■ Work instructions ■
Below is a listing. Gather each line of it that contains "decade".
==================================================
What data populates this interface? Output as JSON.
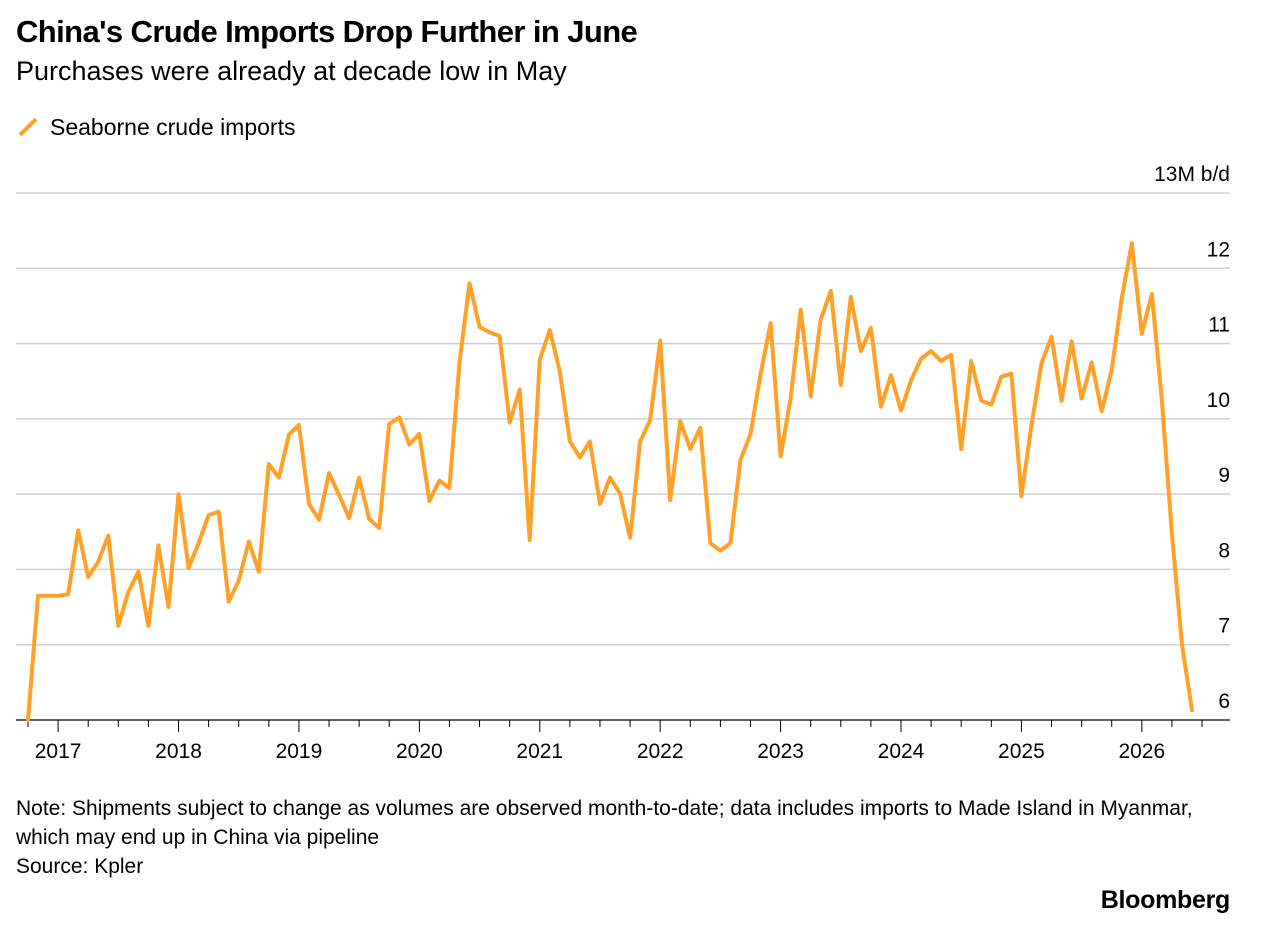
{
  "title": "China's Crude Imports Drop Further in June",
  "subtitle": "Purchases were already at decade low in May",
  "note": "Note: Shipments subject to change as volumes are observed month-to-date; data includes imports to Made Island in Myanmar, which may end up in China via pipeline",
  "source": "Source: Kpler",
  "brand": "Bloomberg",
  "colors": {
    "series": "#FFA028",
    "grid": "#d0d0d0",
    "axis": "#000000"
  },
  "chart_data": {
    "type": "line",
    "title": "China's Crude Imports Drop Further in June",
    "subtitle": "Purchases were already at decade low in May",
    "ylabel": "13M b/d",
    "ylim": [
      6,
      13
    ],
    "yticks": [
      6,
      7,
      8,
      9,
      10,
      11,
      12,
      13
    ],
    "ytick_labels": [
      "6",
      "7",
      "8",
      "9",
      "10",
      "11",
      "12",
      "13M b/d"
    ],
    "xlim": [
      "2016-09",
      "2026-07"
    ],
    "xticks": [
      "2017-01",
      "2018-01",
      "2019-01",
      "2020-01",
      "2021-01",
      "2022-01",
      "2023-01",
      "2024-01",
      "2025-01",
      "2026-01"
    ],
    "xtick_labels": [
      "2017",
      "2018",
      "2019",
      "2020",
      "2021",
      "2022",
      "2023",
      "2024",
      "2025",
      "2026"
    ],
    "grid": true,
    "legend_position": "top-left",
    "series": [
      {
        "name": "Seaborne crude imports",
        "color": "#FFA028",
        "x": [
          "2016-10",
          "2016-11",
          "2016-12",
          "2017-01",
          "2017-02",
          "2017-03",
          "2017-04",
          "2017-05",
          "2017-06",
          "2017-07",
          "2017-08",
          "2017-09",
          "2017-10",
          "2017-11",
          "2017-12",
          "2018-01",
          "2018-02",
          "2018-03",
          "2018-04",
          "2018-05",
          "2018-06",
          "2018-07",
          "2018-08",
          "2018-09",
          "2018-10",
          "2018-11",
          "2018-12",
          "2019-01",
          "2019-02",
          "2019-03",
          "2019-04",
          "2019-05",
          "2019-06",
          "2019-07",
          "2019-08",
          "2019-09",
          "2019-10",
          "2019-11",
          "2019-12",
          "2020-01",
          "2020-02",
          "2020-03",
          "2020-04",
          "2020-05",
          "2020-06",
          "2020-07",
          "2020-08",
          "2020-09",
          "2020-10",
          "2020-11",
          "2020-12",
          "2021-01",
          "2021-02",
          "2021-03",
          "2021-04",
          "2021-05",
          "2021-06",
          "2021-07",
          "2021-08",
          "2021-09",
          "2021-10",
          "2021-11",
          "2021-12",
          "2022-01",
          "2022-02",
          "2022-03",
          "2022-04",
          "2022-05",
          "2022-06",
          "2022-07",
          "2022-08",
          "2022-09",
          "2022-10",
          "2022-11",
          "2022-12",
          "2023-01",
          "2023-02",
          "2023-03",
          "2023-04",
          "2023-05",
          "2023-06",
          "2023-07",
          "2023-08",
          "2023-09",
          "2023-10",
          "2023-11",
          "2023-12",
          "2024-01",
          "2024-02",
          "2024-03",
          "2024-04",
          "2024-05",
          "2024-06",
          "2024-07",
          "2024-08",
          "2024-09",
          "2024-10",
          "2024-11",
          "2024-12",
          "2025-01",
          "2025-02",
          "2025-03",
          "2025-04",
          "2025-05",
          "2025-06",
          "2025-07",
          "2025-08",
          "2025-09",
          "2025-10",
          "2025-11",
          "2025-12",
          "2026-01",
          "2026-02",
          "2026-03",
          "2026-04",
          "2026-05",
          "2026-06"
        ],
        "values": [
          6.0,
          7.65,
          7.65,
          7.65,
          7.67,
          8.52,
          7.9,
          8.1,
          8.45,
          7.25,
          7.7,
          7.97,
          7.25,
          8.32,
          7.5,
          9.0,
          8.02,
          8.35,
          8.72,
          8.77,
          7.57,
          7.85,
          8.37,
          7.97,
          9.4,
          9.22,
          9.79,
          9.92,
          8.87,
          8.66,
          9.28,
          8.99,
          8.68,
          9.22,
          8.67,
          8.55,
          9.93,
          10.02,
          9.66,
          9.8,
          8.91,
          9.18,
          9.08,
          10.75,
          11.8,
          11.22,
          11.15,
          11.1,
          9.95,
          10.39,
          8.39,
          10.79,
          11.18,
          10.63,
          9.7,
          9.49,
          9.7,
          8.87,
          9.22,
          9.01,
          8.42,
          9.7,
          9.98,
          11.04,
          8.92,
          9.97,
          9.6,
          9.88,
          8.35,
          8.25,
          8.35,
          9.45,
          9.8,
          10.59,
          11.27,
          9.5,
          10.27,
          11.45,
          10.3,
          11.32,
          11.7,
          10.45,
          11.62,
          10.9,
          11.21,
          10.16,
          10.58,
          10.11,
          10.51,
          10.8,
          10.9,
          10.77,
          10.85,
          9.6,
          10.77,
          10.24,
          10.19,
          10.56,
          10.6,
          8.97,
          9.91,
          10.74,
          11.09,
          10.24,
          11.03,
          10.27,
          10.75,
          10.1,
          10.65,
          11.61,
          12.33,
          11.13,
          11.66,
          10.24,
          8.47,
          7.0,
          6.13
        ]
      }
    ]
  }
}
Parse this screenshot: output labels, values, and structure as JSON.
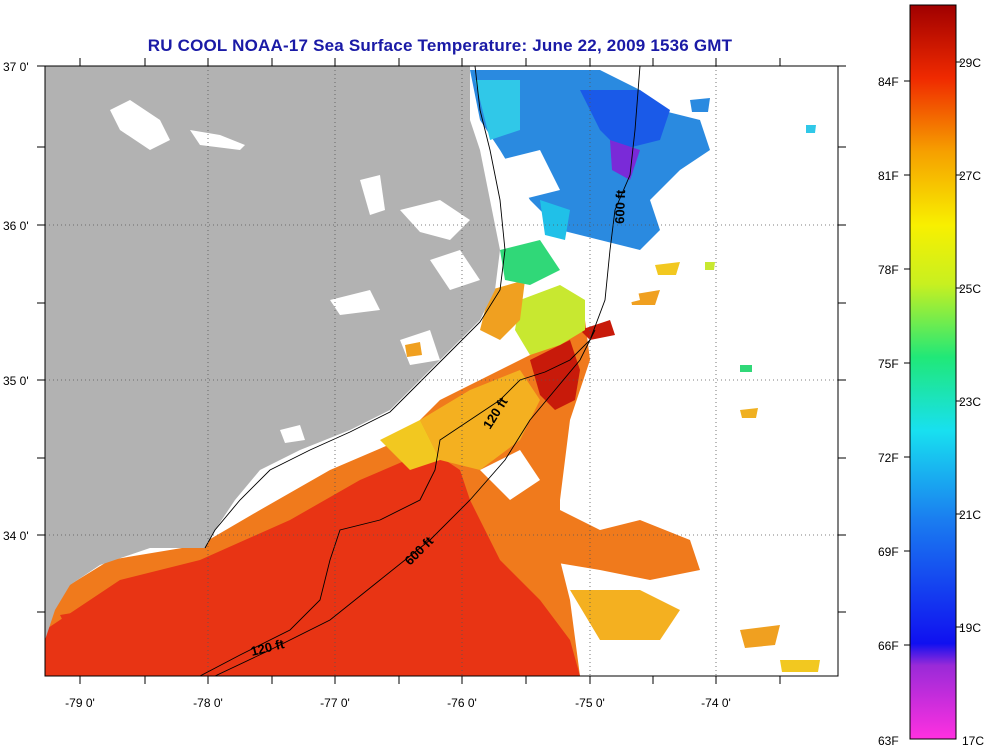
==================================================
■ Output of the exercise ■
  "subtitle": "Purchases were already at decade low in May",
    "subtitle": "Purchases were already at decade low in May",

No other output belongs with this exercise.